### WORK TO DO
Give only the number of lines where "xlabel" occurs.

### RECORDS TO PROCESS
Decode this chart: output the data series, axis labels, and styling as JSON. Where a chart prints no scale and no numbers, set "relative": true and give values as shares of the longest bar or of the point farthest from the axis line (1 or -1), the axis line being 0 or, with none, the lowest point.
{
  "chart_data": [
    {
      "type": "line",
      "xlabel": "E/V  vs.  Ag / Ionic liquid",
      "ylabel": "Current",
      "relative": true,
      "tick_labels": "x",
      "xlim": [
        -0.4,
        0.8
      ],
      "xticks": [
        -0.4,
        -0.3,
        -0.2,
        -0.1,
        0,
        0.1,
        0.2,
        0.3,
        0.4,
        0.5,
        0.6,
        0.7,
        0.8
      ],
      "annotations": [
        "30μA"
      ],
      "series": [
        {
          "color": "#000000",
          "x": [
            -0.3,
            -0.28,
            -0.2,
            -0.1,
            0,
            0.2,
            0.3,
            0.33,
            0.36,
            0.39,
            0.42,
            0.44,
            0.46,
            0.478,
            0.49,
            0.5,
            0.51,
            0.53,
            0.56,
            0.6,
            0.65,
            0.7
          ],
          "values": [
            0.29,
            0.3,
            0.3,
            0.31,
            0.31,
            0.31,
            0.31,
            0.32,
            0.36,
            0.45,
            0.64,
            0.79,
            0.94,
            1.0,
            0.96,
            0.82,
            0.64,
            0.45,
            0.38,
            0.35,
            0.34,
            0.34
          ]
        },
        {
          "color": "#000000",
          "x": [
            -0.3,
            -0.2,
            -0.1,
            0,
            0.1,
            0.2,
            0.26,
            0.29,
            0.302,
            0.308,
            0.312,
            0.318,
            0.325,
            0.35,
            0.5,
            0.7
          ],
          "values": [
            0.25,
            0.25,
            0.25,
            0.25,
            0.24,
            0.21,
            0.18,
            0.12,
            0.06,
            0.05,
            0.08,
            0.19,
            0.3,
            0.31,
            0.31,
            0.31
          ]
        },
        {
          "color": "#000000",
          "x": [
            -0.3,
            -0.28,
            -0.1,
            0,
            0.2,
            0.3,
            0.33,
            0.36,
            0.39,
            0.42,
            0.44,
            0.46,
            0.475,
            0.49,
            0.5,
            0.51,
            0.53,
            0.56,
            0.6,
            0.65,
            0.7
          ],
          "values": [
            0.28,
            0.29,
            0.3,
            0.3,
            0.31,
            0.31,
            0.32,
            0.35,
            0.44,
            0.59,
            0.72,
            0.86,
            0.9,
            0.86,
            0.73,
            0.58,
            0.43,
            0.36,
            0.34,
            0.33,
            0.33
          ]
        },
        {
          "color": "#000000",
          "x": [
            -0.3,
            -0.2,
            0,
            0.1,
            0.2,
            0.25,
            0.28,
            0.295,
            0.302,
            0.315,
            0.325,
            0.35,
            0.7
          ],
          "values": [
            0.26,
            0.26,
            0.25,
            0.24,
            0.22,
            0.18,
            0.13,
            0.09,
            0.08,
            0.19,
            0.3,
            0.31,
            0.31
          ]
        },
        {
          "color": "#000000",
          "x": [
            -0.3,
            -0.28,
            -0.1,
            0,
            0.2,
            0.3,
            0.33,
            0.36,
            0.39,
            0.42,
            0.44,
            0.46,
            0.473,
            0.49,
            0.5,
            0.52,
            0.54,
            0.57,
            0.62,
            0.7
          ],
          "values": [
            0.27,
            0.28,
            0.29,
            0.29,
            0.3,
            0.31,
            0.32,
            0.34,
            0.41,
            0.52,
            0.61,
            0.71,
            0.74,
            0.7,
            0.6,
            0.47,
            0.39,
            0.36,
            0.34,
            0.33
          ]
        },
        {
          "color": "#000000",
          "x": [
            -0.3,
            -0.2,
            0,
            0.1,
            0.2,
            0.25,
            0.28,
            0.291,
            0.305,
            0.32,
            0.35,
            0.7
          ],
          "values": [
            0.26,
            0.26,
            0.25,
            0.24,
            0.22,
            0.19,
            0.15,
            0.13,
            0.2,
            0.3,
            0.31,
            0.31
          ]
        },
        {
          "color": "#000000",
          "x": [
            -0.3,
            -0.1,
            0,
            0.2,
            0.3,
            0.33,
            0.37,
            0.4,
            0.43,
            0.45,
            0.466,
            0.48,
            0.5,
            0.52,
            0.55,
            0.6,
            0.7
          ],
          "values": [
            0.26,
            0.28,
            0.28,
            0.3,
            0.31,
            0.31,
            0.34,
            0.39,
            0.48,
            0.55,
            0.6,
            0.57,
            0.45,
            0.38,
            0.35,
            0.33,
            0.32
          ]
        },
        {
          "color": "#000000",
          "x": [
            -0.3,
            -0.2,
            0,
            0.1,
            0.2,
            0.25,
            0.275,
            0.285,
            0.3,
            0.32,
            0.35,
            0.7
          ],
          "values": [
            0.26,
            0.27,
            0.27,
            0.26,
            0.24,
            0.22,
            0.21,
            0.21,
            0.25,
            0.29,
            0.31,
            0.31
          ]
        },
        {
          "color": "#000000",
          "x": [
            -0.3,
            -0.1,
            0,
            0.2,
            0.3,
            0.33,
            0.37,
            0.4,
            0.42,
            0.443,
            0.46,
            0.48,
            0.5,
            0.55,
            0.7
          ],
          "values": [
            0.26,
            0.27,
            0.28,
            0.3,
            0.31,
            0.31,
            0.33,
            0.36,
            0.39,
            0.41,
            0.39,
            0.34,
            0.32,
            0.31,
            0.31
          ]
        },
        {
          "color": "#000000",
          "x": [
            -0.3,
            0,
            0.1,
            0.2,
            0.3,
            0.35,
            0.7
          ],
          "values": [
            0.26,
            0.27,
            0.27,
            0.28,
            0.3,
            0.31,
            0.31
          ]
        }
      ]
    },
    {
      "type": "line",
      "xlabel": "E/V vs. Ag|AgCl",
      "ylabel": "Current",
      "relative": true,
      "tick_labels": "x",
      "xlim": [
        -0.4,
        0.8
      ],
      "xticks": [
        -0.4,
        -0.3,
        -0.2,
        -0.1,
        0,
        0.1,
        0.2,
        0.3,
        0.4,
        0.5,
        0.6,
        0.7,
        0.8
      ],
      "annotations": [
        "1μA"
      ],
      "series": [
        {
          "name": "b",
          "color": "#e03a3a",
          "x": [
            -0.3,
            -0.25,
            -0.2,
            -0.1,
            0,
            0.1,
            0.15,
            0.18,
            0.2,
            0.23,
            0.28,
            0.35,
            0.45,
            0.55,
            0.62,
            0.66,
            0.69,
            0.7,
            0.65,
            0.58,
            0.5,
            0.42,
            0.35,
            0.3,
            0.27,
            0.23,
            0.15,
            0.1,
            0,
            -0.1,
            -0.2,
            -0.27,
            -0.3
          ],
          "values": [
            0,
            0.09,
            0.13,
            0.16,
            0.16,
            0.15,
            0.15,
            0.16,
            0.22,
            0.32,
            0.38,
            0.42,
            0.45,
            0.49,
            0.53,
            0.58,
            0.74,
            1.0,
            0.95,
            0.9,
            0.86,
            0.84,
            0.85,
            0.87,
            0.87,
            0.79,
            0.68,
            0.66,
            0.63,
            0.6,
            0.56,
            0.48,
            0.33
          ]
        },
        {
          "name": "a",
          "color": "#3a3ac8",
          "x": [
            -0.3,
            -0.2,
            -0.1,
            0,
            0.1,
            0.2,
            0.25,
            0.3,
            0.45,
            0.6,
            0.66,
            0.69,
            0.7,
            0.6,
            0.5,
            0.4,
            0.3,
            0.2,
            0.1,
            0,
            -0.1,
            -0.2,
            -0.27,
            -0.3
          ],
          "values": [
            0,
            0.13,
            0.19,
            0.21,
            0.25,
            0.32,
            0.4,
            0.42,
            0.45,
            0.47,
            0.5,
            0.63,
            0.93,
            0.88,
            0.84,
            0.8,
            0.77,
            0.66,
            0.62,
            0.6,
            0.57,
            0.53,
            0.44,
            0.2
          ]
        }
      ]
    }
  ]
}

### RESULT OF THIS TASK
2